Le spécialiste australien de la lutte anti-drones vient de franchir un cap industriel décisif. Le 15 juin 2026, DroneShield a livré son premier équipement de contre-mesures produit en Europe, depuis son nouveau siège d’Amsterdam. Une semaine plus tard, le 16 juin, le groupe a dévoilé une alliance technologique avec l’américain Parsons Corporation, intégrant ses solutions de détection par intelligence artificielle et de guerre électronique dans la plateforme DroneArmor™. L’architecture ouverte promet aux clients militaires et civils une interopérabilité accrue, loin des systèmes propriétaires habituels.
Ce double événement intervient dans un climat boursier tendu. L’action cote 1,74 euro, soit plus de 52 % sous son plus haut des douze derniers mois (3,65 euros en octobre 2025). Pourtant, sur un an, le titre affiche encore une progression de 71 %. Le RSI, à 39,6, signale une zone techniquement survendue, laissant entrevoir un possible rebond technique – à condition que les catalyseurs fondamentaux se matérialisent.
Le principal levier attendu est un contrat qualifié de « transformateur » d’une valeur de 730 millions de dollars australiens, inclus dans un portefeuille de 312 projets totalisant 2,2 milliards AUD. La décision sur ce mégacontrat est prévue au second semestre 2026. En attendant, les comptes du premier trimestre affichent une croissance spectaculaire : le chiffre d’affaires a bondi de 121 % pour atteindre environ 74 millions AUD, et l’entreprise s’est retrouvée sans dette ni prélèvement sur ses réserves de trésorerie à la fin mars.
La demande américaine soutient cette dynamique. Le Pentagone a commandé des systèmes pour près de 25 millions de dollars, et les services de protection des frontières du Texas ont passé une commande d’équipements. Un programme fédéral de subventions amplifie encore la demande aux États-Unis. Parallèlement, une petite augmentation de capital a eu lieu : environ 823 000 nouvelles actions ont été émises le 26 juin, issues de la conversion d’options existantes.
Mais l’ambiance en Bourse reste plombée par les investigations de l’ASIC, le gendarme financier australien. L’autorité enquête sur des transactions réalisées en novembre 2025 par l’ancien directeur général Oleg Vornik et deux autres dirigeants. Ceux-ci avaient vendu d’importants blocs d’actions juste avant que DroneShield n’annonce un contrat de plusieurs millions – annonce retirée quelques heures plus tard, qualifiée d’« erreur administrative ». La défiance des gros porteurs s’est accrue : JPMorgan, Citigroup et BlackRock sont passés sous le seuil de déclaration de 5 % depuis mai, imités par un autre actionnaire significatif en juin.
La direction a tenté de tourner la page en avril avec la nomination d’Angus Bean au poste de CEO. Mais l’assemblée générale a infligé un camouflet : plus de la moitié des actionnaires ont rejeté le rapport sur la rémunération des dirigeants. Le 26 août, les résultats semestriels seront scrutés pour y déceler les premiers effets de la capacité européenne. Aux États-Unis, l’usine tourne déjà avec quatre mois d’avance sur le calendrier prévu. Si le support technique autour de 1,70 euro tient, le mégacontrat pourrait bien faire sauter le verrou.

=== Consigne de travail ===
Recopiez fidèlement le passage de l'article sur DroneShield, de « Le principal levier » à « la fin mars. ». Les lignes ci-après forment un matériau indépendant de l'article.

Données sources
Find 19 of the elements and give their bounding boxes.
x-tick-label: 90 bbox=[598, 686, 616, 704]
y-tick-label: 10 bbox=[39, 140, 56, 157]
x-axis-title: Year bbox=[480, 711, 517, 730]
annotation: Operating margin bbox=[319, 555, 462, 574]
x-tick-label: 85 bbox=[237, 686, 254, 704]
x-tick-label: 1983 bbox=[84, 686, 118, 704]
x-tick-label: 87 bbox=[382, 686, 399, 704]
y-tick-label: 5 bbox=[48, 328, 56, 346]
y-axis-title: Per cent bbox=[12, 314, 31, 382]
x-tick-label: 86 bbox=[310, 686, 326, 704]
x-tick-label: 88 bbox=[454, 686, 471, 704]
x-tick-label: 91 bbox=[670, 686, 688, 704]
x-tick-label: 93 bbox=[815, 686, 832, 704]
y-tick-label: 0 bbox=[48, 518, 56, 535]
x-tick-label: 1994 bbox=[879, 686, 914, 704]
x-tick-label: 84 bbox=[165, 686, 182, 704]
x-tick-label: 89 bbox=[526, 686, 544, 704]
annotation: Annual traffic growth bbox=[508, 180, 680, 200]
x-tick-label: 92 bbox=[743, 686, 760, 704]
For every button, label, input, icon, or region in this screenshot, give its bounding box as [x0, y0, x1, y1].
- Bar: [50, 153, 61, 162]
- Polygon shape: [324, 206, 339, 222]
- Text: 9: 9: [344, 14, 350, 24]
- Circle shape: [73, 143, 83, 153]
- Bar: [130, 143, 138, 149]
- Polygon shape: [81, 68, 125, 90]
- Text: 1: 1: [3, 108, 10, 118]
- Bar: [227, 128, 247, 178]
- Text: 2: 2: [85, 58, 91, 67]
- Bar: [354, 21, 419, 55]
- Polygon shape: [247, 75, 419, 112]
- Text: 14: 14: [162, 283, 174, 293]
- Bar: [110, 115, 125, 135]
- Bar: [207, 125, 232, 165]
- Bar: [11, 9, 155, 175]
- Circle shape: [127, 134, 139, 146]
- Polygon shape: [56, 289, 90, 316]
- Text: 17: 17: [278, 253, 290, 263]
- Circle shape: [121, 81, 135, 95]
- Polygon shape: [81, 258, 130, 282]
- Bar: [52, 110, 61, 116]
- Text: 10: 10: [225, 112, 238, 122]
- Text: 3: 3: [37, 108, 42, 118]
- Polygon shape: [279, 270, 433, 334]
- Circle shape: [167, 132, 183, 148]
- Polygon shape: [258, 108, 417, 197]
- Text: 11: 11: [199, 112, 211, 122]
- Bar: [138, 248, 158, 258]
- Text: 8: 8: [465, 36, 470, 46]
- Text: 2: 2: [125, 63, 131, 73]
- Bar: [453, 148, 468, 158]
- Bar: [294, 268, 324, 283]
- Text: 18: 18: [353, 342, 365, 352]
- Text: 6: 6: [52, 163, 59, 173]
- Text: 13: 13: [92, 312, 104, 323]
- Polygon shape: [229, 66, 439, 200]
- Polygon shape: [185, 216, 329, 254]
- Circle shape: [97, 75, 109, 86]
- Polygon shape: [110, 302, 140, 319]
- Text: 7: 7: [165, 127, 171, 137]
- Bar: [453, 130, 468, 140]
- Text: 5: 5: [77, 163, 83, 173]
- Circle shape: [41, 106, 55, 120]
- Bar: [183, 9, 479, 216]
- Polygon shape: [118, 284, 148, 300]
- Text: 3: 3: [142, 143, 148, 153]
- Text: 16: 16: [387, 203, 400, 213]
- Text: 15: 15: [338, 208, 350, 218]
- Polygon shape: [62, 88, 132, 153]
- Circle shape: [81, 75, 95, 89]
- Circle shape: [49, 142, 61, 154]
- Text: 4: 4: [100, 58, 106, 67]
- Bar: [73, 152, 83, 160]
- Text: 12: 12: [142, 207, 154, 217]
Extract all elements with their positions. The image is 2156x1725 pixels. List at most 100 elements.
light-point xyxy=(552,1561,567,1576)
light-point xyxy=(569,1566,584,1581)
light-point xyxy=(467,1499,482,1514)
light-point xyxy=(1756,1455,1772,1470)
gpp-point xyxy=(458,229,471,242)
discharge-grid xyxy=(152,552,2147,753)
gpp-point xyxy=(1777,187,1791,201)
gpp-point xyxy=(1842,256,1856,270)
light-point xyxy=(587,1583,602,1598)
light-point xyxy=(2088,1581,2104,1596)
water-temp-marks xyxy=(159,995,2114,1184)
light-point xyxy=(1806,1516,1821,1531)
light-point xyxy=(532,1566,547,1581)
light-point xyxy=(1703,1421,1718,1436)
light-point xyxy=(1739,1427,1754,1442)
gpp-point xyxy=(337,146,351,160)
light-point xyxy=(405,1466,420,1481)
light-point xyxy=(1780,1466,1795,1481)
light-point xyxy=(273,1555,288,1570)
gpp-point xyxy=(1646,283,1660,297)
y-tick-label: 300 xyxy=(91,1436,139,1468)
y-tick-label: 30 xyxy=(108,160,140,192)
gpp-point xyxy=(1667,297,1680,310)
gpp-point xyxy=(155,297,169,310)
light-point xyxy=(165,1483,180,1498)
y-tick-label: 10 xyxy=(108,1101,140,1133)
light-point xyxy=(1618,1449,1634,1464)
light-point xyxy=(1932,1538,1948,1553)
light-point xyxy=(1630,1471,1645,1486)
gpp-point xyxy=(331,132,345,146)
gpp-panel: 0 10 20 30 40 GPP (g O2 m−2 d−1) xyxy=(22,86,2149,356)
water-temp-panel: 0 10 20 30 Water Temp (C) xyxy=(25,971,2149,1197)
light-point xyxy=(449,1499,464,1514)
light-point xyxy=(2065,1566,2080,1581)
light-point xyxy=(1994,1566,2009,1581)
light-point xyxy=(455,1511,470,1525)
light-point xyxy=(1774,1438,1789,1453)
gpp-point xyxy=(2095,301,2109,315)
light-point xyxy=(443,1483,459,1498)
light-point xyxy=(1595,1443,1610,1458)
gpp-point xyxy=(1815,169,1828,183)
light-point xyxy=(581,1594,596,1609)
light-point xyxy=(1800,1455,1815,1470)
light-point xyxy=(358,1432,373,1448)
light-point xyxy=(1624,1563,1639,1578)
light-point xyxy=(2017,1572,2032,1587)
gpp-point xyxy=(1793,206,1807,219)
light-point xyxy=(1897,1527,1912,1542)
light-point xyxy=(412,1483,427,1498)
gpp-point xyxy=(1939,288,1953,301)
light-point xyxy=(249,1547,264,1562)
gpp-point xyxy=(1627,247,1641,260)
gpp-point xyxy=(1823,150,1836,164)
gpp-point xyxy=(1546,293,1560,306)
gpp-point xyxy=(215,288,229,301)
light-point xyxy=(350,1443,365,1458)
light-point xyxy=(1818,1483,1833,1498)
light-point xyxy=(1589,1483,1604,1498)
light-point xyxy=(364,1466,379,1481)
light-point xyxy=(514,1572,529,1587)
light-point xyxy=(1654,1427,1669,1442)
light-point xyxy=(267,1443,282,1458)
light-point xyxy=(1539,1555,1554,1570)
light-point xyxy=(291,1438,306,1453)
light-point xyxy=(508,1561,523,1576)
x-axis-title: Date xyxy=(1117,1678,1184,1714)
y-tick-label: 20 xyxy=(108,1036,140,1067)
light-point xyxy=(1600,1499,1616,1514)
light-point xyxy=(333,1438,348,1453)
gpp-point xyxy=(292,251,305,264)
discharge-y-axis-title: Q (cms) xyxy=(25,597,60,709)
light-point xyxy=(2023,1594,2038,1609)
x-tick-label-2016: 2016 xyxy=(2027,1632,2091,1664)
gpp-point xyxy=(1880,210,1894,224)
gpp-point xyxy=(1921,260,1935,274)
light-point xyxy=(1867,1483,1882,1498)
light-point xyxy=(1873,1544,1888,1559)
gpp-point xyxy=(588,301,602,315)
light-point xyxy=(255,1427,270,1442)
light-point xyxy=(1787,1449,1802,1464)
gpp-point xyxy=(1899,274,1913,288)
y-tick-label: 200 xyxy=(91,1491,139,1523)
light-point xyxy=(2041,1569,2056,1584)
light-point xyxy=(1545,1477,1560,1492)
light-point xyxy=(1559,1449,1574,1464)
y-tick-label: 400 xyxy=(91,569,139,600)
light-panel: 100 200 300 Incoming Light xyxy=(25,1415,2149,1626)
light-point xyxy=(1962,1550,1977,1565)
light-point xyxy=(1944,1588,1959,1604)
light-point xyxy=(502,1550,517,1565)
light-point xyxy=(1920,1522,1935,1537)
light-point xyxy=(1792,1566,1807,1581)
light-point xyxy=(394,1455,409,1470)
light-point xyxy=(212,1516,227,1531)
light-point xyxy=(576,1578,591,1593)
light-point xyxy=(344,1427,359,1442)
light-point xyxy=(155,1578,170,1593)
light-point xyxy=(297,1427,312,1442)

=== Réponse attendue ===
Le principal levier attendu est un contrat qualifié de « transformateur » d’une valeur de 730 millions de dollars australiens, inclus dans un portefeuille de 312 projets totalisant 2,2 milliards AUD. La décision sur ce mégacontrat est prévue au second semestre 2026. En attendant, les comptes du premier trimestre affichent une croissance spectaculaire : le chiffre d’affaires a bondi de 121 % pour atteindre environ 74 millions AUD, et l’entreprise s’est retrouvée sans dette ni prélèvement sur ses réserves de trésorerie à la fin mars.